*** Records for processing ***

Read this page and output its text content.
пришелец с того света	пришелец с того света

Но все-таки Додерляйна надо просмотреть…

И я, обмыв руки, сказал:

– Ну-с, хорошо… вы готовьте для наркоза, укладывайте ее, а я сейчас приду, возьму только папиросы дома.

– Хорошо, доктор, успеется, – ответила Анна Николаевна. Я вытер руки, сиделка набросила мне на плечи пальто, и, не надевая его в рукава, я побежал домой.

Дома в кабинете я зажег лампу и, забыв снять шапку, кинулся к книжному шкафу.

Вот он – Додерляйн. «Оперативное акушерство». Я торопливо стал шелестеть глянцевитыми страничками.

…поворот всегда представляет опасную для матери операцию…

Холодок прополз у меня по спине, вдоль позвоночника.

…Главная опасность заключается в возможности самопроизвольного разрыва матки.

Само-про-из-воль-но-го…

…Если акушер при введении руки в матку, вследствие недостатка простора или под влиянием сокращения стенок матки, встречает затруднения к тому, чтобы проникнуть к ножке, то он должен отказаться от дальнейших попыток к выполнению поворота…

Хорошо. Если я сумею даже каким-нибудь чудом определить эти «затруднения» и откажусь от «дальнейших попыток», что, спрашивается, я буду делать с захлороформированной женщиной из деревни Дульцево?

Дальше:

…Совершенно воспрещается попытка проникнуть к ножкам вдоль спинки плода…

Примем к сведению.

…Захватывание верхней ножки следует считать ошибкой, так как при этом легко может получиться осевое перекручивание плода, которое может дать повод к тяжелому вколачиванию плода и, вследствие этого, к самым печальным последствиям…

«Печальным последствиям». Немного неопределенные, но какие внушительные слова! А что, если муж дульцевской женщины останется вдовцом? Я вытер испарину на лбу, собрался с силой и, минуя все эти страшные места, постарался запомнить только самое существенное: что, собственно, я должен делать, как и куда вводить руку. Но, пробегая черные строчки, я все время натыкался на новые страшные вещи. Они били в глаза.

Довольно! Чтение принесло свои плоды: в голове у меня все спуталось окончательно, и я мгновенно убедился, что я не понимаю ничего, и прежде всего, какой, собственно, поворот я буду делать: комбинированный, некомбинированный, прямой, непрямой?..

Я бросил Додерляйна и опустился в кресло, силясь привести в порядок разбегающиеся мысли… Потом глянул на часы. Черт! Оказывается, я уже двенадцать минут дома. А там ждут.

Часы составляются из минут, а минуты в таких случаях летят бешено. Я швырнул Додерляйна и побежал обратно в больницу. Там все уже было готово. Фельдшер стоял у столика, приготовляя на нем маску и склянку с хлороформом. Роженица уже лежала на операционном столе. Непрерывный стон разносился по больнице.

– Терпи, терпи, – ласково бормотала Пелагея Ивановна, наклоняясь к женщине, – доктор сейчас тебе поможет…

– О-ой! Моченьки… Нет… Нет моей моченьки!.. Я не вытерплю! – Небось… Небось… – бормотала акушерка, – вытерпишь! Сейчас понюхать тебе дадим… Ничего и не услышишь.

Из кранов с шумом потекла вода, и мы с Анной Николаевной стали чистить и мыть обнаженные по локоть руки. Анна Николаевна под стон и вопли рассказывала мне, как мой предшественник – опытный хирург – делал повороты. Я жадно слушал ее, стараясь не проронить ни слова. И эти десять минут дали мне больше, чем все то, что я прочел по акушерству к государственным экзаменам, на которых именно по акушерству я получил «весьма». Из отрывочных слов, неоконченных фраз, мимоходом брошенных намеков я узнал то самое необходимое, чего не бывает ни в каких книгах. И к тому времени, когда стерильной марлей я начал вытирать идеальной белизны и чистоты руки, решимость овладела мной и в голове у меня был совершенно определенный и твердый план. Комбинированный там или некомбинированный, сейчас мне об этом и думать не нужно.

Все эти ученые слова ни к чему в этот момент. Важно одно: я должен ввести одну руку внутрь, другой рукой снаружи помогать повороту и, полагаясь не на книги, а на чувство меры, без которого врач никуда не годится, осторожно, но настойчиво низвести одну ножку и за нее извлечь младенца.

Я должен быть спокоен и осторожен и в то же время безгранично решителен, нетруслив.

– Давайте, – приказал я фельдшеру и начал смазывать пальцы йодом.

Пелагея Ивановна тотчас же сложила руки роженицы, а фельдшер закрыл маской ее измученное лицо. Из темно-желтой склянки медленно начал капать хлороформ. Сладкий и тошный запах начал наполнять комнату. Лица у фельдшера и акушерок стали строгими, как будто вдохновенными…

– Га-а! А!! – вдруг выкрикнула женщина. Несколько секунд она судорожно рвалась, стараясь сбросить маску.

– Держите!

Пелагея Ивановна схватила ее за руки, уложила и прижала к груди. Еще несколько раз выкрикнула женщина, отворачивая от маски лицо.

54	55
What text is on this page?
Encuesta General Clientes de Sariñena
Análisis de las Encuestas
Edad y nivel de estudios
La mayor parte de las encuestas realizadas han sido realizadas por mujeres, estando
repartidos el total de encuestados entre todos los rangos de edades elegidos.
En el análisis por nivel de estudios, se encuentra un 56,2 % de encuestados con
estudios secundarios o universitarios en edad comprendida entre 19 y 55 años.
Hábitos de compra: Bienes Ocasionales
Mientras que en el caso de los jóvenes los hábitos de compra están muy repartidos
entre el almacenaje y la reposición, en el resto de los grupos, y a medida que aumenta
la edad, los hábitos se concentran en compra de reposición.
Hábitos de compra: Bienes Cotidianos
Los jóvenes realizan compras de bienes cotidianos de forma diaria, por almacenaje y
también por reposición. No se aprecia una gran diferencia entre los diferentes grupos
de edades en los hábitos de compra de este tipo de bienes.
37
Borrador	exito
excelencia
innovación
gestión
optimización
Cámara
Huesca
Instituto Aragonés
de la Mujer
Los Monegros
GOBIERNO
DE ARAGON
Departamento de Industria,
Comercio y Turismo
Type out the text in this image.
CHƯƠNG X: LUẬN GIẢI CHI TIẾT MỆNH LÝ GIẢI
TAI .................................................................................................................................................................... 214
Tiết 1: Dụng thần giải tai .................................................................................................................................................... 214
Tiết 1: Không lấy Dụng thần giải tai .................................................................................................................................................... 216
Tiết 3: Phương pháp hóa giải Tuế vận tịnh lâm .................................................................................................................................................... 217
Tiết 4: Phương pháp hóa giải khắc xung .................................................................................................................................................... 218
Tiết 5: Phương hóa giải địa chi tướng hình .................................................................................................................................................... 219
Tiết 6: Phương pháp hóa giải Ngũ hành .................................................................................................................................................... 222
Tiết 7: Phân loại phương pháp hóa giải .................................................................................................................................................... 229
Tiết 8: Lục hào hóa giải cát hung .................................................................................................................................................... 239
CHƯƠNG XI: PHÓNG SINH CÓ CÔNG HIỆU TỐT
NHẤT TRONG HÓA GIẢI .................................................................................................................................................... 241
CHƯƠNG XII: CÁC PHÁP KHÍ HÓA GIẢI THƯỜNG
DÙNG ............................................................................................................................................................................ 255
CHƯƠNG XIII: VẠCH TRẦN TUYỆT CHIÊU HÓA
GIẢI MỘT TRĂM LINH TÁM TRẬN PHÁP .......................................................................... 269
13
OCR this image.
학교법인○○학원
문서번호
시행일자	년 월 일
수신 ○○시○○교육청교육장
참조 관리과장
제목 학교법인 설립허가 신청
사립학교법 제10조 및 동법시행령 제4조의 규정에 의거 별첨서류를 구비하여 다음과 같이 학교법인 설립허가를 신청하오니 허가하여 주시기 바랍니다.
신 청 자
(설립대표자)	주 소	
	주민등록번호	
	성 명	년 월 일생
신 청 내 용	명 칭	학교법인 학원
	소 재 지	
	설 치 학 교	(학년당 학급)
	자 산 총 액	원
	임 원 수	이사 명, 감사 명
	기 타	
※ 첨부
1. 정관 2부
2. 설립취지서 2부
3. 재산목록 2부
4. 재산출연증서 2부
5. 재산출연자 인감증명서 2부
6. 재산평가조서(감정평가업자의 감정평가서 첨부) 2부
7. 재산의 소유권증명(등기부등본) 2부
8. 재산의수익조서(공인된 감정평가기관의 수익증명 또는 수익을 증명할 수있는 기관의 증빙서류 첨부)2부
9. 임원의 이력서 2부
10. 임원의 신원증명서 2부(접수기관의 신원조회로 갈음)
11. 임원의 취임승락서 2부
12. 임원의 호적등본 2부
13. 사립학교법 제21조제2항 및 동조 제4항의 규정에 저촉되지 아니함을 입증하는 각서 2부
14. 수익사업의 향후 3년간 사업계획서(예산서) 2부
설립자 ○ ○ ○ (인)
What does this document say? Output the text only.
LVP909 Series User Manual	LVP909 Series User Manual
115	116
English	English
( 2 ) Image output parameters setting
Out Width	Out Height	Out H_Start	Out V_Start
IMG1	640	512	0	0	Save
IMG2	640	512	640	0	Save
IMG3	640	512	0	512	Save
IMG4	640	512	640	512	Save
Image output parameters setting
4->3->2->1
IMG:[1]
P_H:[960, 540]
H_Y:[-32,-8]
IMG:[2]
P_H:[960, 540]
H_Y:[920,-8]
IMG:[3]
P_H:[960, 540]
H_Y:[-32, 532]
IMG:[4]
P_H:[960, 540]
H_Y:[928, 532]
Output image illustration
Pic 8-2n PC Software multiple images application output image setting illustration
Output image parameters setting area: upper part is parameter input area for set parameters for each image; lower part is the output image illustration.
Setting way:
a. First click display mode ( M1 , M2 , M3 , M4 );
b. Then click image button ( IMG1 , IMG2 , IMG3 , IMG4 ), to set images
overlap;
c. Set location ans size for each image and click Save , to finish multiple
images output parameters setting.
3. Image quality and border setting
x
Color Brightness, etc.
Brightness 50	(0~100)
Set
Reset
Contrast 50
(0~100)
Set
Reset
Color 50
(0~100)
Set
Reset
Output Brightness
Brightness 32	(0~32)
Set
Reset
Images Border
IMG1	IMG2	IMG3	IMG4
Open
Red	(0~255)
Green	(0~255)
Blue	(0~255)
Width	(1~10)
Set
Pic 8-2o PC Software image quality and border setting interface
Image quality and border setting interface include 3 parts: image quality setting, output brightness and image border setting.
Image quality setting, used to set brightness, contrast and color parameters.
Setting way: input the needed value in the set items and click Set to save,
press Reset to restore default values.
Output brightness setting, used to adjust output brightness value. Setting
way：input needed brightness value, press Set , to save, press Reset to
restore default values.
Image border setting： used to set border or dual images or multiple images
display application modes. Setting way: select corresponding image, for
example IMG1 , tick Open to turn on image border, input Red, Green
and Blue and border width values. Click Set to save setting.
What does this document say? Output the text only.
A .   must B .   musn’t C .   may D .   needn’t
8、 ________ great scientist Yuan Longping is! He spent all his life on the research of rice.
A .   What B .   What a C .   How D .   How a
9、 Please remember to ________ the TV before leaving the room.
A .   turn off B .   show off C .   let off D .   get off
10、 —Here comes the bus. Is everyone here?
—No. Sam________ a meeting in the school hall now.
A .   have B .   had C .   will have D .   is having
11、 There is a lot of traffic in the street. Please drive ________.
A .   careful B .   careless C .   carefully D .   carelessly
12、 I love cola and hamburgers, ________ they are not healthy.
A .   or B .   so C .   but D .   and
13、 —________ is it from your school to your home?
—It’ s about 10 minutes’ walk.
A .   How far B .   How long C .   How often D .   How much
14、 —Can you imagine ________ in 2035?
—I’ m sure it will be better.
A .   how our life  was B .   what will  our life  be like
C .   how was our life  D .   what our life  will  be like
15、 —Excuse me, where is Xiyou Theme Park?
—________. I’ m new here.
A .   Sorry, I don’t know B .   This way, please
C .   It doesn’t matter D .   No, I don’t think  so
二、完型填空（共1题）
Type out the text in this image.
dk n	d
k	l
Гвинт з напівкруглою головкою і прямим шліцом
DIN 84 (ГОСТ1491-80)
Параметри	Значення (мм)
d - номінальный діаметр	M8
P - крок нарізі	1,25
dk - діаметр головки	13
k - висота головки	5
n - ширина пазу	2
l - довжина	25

***

The task >> Lines in the records that hold the word "доктор" are to be counted; give only the total.

Solution to this problem >> 2